* [Task description]
Repeat the listing below in full, exactly as it stands.

^^^^^^^^

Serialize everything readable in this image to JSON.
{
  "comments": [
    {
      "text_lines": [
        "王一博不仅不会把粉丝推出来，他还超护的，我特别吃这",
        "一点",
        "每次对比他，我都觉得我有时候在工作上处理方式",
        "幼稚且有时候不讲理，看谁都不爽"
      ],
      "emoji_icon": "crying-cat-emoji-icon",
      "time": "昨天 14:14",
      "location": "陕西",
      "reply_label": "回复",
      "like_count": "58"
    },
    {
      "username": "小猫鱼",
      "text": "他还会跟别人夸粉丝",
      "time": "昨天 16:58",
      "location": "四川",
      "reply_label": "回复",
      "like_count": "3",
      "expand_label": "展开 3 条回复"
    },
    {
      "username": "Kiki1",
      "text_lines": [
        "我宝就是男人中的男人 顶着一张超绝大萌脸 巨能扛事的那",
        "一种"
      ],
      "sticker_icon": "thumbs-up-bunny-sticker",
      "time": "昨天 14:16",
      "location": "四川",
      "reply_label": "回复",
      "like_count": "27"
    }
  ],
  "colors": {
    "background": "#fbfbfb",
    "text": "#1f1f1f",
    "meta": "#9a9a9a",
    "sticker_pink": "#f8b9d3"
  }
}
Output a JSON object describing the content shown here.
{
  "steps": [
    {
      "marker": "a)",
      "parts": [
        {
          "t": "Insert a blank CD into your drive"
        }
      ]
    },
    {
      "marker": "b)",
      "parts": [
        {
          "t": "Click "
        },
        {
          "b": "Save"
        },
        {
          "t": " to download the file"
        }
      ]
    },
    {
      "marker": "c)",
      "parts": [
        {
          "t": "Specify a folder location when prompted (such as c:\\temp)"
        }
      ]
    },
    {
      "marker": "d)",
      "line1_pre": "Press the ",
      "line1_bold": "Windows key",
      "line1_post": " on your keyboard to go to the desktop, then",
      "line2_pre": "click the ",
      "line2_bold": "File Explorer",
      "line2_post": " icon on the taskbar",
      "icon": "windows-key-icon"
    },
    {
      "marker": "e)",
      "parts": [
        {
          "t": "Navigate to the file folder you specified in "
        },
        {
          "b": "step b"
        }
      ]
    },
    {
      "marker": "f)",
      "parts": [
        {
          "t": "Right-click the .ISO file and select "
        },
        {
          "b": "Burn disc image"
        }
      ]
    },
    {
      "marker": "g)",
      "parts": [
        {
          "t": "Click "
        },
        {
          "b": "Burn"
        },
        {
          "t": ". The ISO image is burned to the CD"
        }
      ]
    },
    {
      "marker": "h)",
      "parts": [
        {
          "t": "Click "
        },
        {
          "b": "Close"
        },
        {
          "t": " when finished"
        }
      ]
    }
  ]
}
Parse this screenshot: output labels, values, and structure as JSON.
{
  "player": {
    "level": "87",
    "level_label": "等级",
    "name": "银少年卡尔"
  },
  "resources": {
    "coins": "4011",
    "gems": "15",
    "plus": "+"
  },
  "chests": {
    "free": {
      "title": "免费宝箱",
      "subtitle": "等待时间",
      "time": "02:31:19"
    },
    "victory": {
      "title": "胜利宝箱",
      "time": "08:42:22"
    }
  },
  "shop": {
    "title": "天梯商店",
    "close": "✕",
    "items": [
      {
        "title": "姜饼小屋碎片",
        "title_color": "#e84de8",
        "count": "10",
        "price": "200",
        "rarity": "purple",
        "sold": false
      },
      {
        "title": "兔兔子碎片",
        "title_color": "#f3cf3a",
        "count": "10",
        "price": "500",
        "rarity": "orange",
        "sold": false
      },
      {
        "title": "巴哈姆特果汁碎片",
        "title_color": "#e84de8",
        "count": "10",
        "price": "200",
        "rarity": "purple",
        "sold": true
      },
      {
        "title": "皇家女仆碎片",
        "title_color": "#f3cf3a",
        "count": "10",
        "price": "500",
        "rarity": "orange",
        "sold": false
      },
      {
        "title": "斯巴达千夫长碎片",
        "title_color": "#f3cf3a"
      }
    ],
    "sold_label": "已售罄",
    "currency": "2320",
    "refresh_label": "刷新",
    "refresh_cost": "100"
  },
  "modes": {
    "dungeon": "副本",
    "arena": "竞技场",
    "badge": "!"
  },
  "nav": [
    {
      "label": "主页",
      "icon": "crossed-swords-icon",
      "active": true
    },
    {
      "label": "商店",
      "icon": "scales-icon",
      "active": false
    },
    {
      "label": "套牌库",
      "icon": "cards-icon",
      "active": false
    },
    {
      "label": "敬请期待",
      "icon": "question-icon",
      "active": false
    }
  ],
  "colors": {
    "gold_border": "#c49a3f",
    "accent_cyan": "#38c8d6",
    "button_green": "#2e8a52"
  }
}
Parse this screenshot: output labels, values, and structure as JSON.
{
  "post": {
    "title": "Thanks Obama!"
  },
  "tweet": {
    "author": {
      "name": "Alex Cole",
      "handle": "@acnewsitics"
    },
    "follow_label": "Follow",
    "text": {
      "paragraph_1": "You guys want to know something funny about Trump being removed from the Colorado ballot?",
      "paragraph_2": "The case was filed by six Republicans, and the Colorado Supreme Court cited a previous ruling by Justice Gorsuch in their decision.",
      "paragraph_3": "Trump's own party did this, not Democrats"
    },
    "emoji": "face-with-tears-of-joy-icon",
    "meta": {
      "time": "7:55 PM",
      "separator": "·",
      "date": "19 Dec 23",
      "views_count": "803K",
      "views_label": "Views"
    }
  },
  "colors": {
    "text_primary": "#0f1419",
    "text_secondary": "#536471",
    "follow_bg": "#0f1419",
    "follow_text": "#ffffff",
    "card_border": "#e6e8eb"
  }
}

^^^^^^^^

* [Final result]
Serialize everything readable in this image to JSON.
{
  "comments": [
    {
      "text_lines": [
        "王一博不仅不会把粉丝推出来，他还超护的，我特别吃这",
        "一点",
        "每次对比他，我都觉得我有时候在工作上处理方式",
        "幼稚且有时候不讲理，看谁都不爽"
      ],
      "emoji_icon": "crying-cat-emoji-icon",
      "time": "昨天 14:14",
      "location": "陕西",
      "reply_label": "回复",
      "like_count": "58"
    },
    {
      "username": "小猫鱼",
      "text": "他还会跟别人夸粉丝",
      "time": "昨天 16:58",
      "location": "四川",
      "reply_label": "回复",
      "like_count": "3",
      "expand_label": "展开 3 条回复"
    },
    {
      "username": "Kiki1",
      "text_lines": [
        "我宝就是男人中的男人 顶着一张超绝大萌脸 巨能扛事的那",
        "一种"
      ],
      "sticker_icon": "thumbs-up-bunny-sticker",
      "time": "昨天 14:16",
      "location": "四川",
      "reply_label": "回复",
      "like_count": "27"
    }
  ],
  "colors": {
    "background": "#fbfbfb",
    "text": "#1f1f1f",
    "meta": "#9a9a9a",
    "sticker_pink": "#f8b9d3"
  }
}
Output a JSON object describing the content shown here.
{
  "steps": [
    {
      "marker": "a)",
      "parts": [
        {
          "t": "Insert a blank CD into your drive"
        }
      ]
    },
    {
      "marker": "b)",
      "parts": [
        {
          "t": "Click "
        },
        {
          "b": "Save"
        },
        {
          "t": " to download the file"
        }
      ]
    },
    {
      "marker": "c)",
      "parts": [
        {
          "t": "Specify a folder location when prompted (such as c:\\temp)"
        }
      ]
    },
    {
      "marker": "d)",
      "line1_pre": "Press the ",
      "line1_bold": "Windows key",
      "line1_post": " on your keyboard to go to the desktop, then",
      "line2_pre": "click the ",
      "line2_bold": "File Explorer",
      "line2_post": " icon on the taskbar",
      "icon": "windows-key-icon"
    },
    {
      "marker": "e)",
      "parts": [
        {
          "t": "Navigate to the file folder you specified in "
        },
        {
          "b": "step b"
        }
      ]
    },
    {
      "marker": "f)",
      "parts": [
        {
          "t": "Right-click the .ISO file and select "
        },
        {
          "b": "Burn disc image"
        }
      ]
    },
    {
      "marker": "g)",
      "parts": [
        {
          "t": "Click "
        },
        {
          "b": "Burn"
        },
        {
          "t": ". The ISO image is burned to the CD"
        }
      ]
    },
    {
      "marker": "h)",
      "parts": [
        {
          "t": "Click "
        },
        {
          "b": "Close"
        },
        {
          "t": " when finished"
        }
      ]
    }
  ]
}
Parse this screenshot: output labels, values, and structure as JSON.
{
  "player": {
    "level": "87",
    "level_label": "等级",
    "name": "银少年卡尔"
  },
  "resources": {
    "coins": "4011",
    "gems": "15",
    "plus": "+"
  },
  "chests": {
    "free": {
      "title": "免费宝箱",
      "subtitle": "等待时间",
      "time": "02:31:19"
    },
    "victory": {
      "title": "胜利宝箱",
      "time": "08:42:22"
    }
  },
  "shop": {
    "title": "天梯商店",
    "close": "✕",
    "items": [
      {
        "title": "姜饼小屋碎片",
        "title_color": "#e84de8",
        "count": "10",
        "price": "200",
        "rarity": "purple",
        "sold": false
      },
      {
        "title": "兔兔子碎片",
        "title_color": "#f3cf3a",
        "count": "10",
        "price": "500",
        "rarity": "orange",
        "sold": false
      },
      {
        "title": "巴哈姆特果汁碎片",
        "title_color": "#e84de8",
        "count": "10",
        "price": "200",
        "rarity": "purple",
        "sold": true
      },
      {
        "title": "皇家女仆碎片",
        "title_color": "#f3cf3a",
        "count": "10",
        "price": "500",
        "rarity": "orange",
        "sold": false
      },
      {
        "title": "斯巴达千夫长碎片",
        "title_color": "#f3cf3a"
      }
    ],
    "sold_label": "已售罄",
    "currency": "2320",
    "refresh_label": "刷新",
    "refresh_cost": "100"
  },
  "modes": {
    "dungeon": "副本",
    "arena": "竞技场",
    "badge": "!"
  },
  "nav": [
    {
      "label": "主页",
      "icon": "crossed-swords-icon",
      "active": true
    },
    {
      "label": "商店",
      "icon": "scales-icon",
      "active": false
    },
    {
      "label": "套牌库",
      "icon": "cards-icon",
      "active": false
    },
    {
      "label": "敬请期待",
      "icon": "question-icon",
      "active": false
    }
  ],
  "colors": {
    "gold_border": "#c49a3f",
    "accent_cyan": "#38c8d6",
    "button_green": "#2e8a52"
  }
}
Parse this screenshot: output labels, values, and structure as JSON.
{
  "post": {
    "title": "Thanks Obama!"
  },
  "tweet": {
    "author": {
      "name": "Alex Cole",
      "handle": "@acnewsitics"
    },
    "follow_label": "Follow",
    "text": {
      "paragraph_1": "You guys want to know something funny about Trump being removed from the Colorado ballot?",
      "paragraph_2": "The case was filed by six Republicans, and the Colorado Supreme Court cited a previous ruling by Justice Gorsuch in their decision.",
      "paragraph_3": "Trump's own party did this, not Democrats"
    },
    "emoji": "face-with-tears-of-joy-icon",
    "meta": {
      "time": "7:55 PM",
      "separator": "·",
      "date": "19 Dec 23",
      "views_count": "803K",
      "views_label": "Views"
    }
  },
  "colors": {
    "text_primary": "#0f1419",
    "text_secondary": "#536471",
    "follow_bg": "#0f1419",
    "follow_text": "#ffffff",
    "card_border": "#e6e8eb"
  }
}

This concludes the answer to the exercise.